[Data listing]

###

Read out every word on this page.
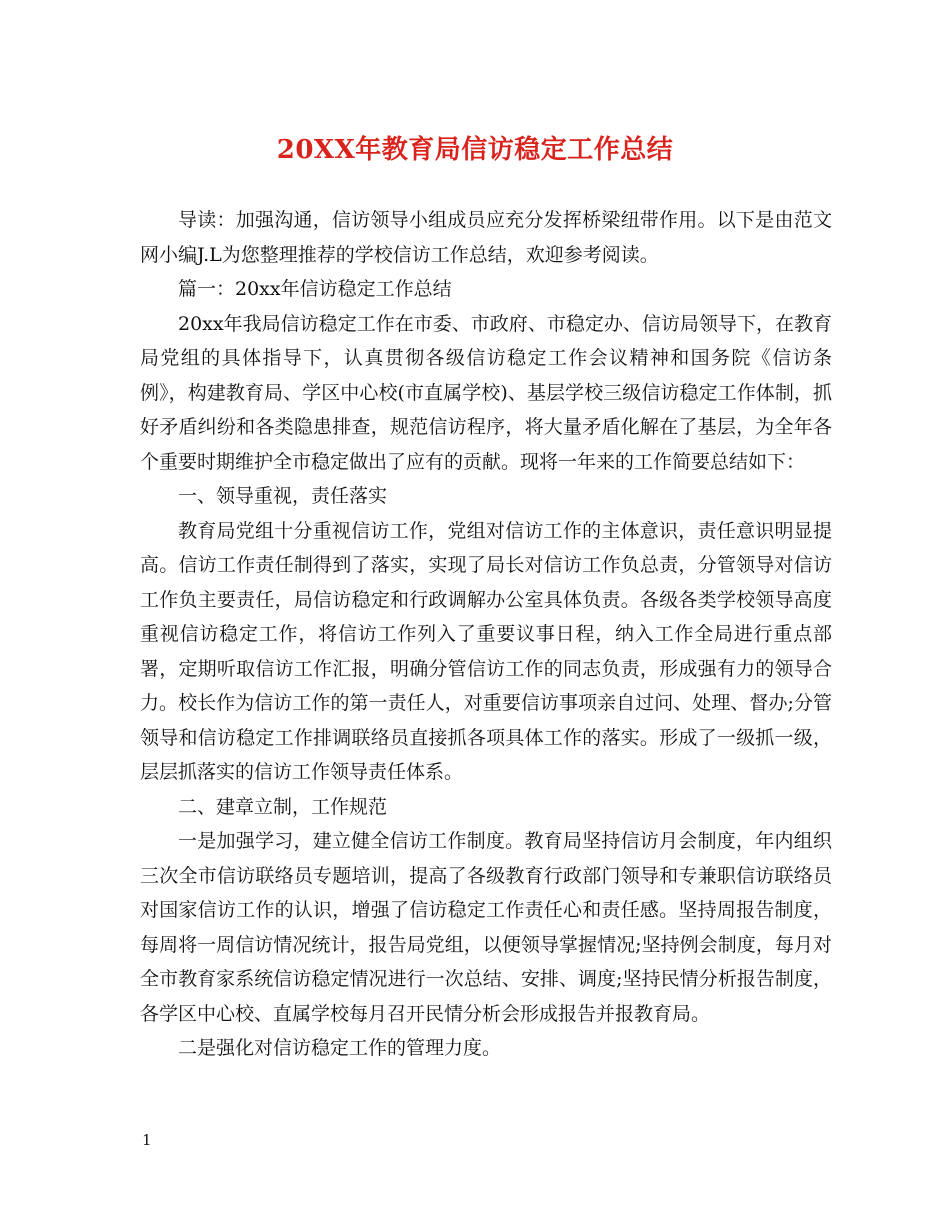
20XX年教育局信访稳定工作总结

导读：加强沟通，信访领导小组成员应充分发挥桥梁纽带作用。以下是由范文网小编J.L为您整理推荐的学校信访工作总结，欢迎参考阅读。

篇一：20xx年信访稳定工作总结

20xx年我局信访稳定工作在市委、市政府、市稳定办、信访局领导下，在教育局党组的具体指导下，认真贯彻各级信访稳定工作会议精神和国务院《信访条例》，构建教育局、学区中心校(市直属学校)、基层学校三级信访稳定工作体制，抓好矛盾纠纷和各类隐患排查，规范信访程序，将大量矛盾化解在了基层，为全年各个重要时期维护全市稳定做出了应有的贡献。现将一年来的工作简要总结如下：

一、领导重视，责任落实

教育局党组十分重视信访工作，党组对信访工作的主体意识，责任意识明显提高。信访工作责任制得到了落实，实现了局长对信访工作负总责，分管领导对信访工作负主要责任，局信访稳定和行政调解办公室具体负责。各级各类学校领导高度重视信访稳定工作，将信访工作列入了重要议事日程，纳入工作全局进行重点部署，定期听取信访工作汇报，明确分管信访工作的同志负责，形成强有力的领导合力。校长作为信访工作的第一责任人，对重要信访事项亲自过问、处理、督办;分管领导和信访稳定工作排调联络员直接抓各项具体工作的落实。形成了一级抓一级，层层抓落实的信访工作领导责任体系。

二、建章立制，工作规范

一是加强学习，建立健全信访工作制度。教育局坚持信访月会制度，年内组织三次全市信访联络员专题培训，提高了各级教育行政部门领导和专兼职信访联络员对国家信访工作的认识，增强了信访稳定工作责任心和责任感。坚持周报告制度，每周将一周信访情况统计，报告局党组，以便领导掌握情况;坚持例会制度，每月对全市教育家系统信访稳定情况进行一次总结、安排、调度;坚持民情分析报告制度，各学区中心校、直属学校每月召开民情分析会形成报告并报教育局。

二是强化对信访稳定工作的管理力度。

1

###

WHAT THIS TASK INVOLVES: Exactly reproduce each record, leaving out any pictures.

REPLY:
Read out every word on this page.
20XX年教育局信访稳定工作总结

导读：加强沟通，信访领导小组成员应充分发挥桥梁纽带作用。以下是由范文网小编J.L为您整理推荐的学校信访工作总结，欢迎参考阅读。

篇一：20xx年信访稳定工作总结

20xx年我局信访稳定工作在市委、市政府、市稳定办、信访局领导下，在教育局党组的具体指导下，认真贯彻各级信访稳定工作会议精神和国务院《信访条例》，构建教育局、学区中心校(市直属学校)、基层学校三级信访稳定工作体制，抓好矛盾纠纷和各类隐患排查，规范信访程序，将大量矛盾化解在了基层，为全年各个重要时期维护全市稳定做出了应有的贡献。现将一年来的工作简要总结如下：

一、领导重视，责任落实

教育局党组十分重视信访工作，党组对信访工作的主体意识，责任意识明显提高。信访工作责任制得到了落实，实现了局长对信访工作负总责，分管领导对信访工作负主要责任，局信访稳定和行政调解办公室具体负责。各级各类学校领导高度重视信访稳定工作，将信访工作列入了重要议事日程，纳入工作全局进行重点部署，定期听取信访工作汇报，明确分管信访工作的同志负责，形成强有力的领导合力。校长作为信访工作的第一责任人，对重要信访事项亲自过问、处理、督办;分管领导和信访稳定工作排调联络员直接抓各项具体工作的落实。形成了一级抓一级，层层抓落实的信访工作领导责任体系。

二、建章立制，工作规范

一是加强学习，建立健全信访工作制度。教育局坚持信访月会制度，年内组织三次全市信访联络员专题培训，提高了各级教育行政部门领导和专兼职信访联络员对国家信访工作的认识，增强了信访稳定工作责任心和责任感。坚持周报告制度，每周将一周信访情况统计，报告局党组，以便领导掌握情况;坚持例会制度，每月对全市教育家系统信访稳定情况进行一次总结、安排、调度;坚持民情分析报告制度，各学区中心校、直属学校每月召开民情分析会形成报告并报教育局。

二是强化对信访稳定工作的管理力度。

1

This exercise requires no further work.